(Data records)
-*-*-
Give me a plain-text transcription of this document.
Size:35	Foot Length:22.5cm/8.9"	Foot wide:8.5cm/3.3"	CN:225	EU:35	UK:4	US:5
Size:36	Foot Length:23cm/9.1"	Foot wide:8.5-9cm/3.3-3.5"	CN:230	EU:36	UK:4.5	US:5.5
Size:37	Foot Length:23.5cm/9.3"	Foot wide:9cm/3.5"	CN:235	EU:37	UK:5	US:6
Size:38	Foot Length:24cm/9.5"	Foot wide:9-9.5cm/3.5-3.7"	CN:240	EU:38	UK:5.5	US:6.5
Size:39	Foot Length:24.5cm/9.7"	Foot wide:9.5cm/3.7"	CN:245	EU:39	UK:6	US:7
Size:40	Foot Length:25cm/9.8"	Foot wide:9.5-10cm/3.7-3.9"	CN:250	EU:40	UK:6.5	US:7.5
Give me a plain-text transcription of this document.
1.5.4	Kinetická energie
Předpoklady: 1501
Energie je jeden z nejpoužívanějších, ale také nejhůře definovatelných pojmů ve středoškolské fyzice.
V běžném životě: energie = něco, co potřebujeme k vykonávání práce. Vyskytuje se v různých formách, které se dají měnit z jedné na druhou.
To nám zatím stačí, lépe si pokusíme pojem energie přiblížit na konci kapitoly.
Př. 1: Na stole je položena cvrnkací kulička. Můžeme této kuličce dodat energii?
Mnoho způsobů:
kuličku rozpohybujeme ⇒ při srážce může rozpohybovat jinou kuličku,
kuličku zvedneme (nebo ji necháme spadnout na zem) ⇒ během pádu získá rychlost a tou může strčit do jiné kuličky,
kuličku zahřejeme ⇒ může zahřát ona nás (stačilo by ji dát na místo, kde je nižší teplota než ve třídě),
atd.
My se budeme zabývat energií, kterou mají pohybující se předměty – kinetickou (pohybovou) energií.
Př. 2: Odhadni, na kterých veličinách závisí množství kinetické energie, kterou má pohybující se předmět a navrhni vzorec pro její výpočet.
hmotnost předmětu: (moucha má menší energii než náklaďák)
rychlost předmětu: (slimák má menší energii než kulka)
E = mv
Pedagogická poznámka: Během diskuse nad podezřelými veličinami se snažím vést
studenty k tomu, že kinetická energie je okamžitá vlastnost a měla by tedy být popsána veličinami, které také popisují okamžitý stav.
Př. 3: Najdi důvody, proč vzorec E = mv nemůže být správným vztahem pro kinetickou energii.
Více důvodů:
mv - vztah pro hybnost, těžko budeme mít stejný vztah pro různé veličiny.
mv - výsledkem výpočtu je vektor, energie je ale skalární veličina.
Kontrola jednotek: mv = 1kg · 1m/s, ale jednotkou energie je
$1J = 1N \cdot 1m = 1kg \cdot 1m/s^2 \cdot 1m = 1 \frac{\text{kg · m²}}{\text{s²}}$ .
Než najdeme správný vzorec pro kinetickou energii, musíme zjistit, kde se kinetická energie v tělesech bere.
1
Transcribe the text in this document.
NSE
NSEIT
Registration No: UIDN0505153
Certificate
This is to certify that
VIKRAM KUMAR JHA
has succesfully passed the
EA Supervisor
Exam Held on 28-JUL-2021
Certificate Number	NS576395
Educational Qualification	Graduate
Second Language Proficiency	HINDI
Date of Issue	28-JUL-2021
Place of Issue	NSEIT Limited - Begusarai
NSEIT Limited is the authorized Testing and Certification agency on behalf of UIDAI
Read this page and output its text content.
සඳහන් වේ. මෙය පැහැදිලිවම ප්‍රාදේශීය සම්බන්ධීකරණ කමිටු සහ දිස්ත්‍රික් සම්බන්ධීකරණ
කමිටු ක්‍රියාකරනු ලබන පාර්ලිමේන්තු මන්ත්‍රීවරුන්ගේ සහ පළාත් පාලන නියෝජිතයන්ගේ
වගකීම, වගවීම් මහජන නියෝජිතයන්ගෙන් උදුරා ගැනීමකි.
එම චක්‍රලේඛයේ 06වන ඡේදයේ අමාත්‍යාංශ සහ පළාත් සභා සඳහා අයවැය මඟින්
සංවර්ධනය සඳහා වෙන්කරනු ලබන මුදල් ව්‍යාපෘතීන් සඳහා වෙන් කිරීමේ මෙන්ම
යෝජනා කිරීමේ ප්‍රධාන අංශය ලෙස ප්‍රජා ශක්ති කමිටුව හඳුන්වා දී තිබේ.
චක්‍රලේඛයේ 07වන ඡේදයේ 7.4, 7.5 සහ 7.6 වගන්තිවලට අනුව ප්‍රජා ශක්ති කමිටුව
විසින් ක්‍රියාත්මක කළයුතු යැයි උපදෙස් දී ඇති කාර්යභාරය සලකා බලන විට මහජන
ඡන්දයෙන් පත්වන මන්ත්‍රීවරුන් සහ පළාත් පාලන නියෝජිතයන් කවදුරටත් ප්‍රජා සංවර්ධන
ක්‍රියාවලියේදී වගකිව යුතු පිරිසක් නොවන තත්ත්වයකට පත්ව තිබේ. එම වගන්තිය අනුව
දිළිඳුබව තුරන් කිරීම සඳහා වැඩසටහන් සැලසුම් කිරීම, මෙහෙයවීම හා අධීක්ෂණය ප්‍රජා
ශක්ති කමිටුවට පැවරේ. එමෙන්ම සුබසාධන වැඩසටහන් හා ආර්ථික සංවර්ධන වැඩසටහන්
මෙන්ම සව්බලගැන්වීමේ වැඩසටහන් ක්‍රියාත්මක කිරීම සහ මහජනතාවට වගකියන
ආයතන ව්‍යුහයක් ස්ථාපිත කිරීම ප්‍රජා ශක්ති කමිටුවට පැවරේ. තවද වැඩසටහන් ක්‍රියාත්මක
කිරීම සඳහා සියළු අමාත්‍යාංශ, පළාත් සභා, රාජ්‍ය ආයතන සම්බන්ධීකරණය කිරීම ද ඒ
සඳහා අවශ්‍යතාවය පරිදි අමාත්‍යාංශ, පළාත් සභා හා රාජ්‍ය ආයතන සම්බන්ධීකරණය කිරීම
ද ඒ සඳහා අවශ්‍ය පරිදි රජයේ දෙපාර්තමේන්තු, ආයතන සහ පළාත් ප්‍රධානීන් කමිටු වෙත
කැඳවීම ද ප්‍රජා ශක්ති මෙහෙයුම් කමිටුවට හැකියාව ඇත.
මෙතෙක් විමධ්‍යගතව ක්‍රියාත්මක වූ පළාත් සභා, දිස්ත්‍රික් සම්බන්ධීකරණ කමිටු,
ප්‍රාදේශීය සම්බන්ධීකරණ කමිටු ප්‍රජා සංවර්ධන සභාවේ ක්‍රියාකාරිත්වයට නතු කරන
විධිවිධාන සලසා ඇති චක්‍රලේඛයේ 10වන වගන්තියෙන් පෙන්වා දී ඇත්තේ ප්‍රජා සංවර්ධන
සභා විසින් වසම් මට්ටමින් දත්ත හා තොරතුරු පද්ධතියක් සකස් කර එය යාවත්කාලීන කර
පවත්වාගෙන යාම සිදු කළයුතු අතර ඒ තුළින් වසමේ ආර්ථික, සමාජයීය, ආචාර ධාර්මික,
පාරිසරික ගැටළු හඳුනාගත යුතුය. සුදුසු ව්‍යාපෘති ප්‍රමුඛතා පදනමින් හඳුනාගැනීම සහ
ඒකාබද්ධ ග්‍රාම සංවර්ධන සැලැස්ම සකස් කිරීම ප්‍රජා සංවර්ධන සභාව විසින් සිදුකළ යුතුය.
-*-*-
EXERCISE REQUIREMENTS ▸ Looking at the entries above, how many lines contain the word "Certificate"? Answer with the number alone.

WRITTEN SOLUTION ▸ 2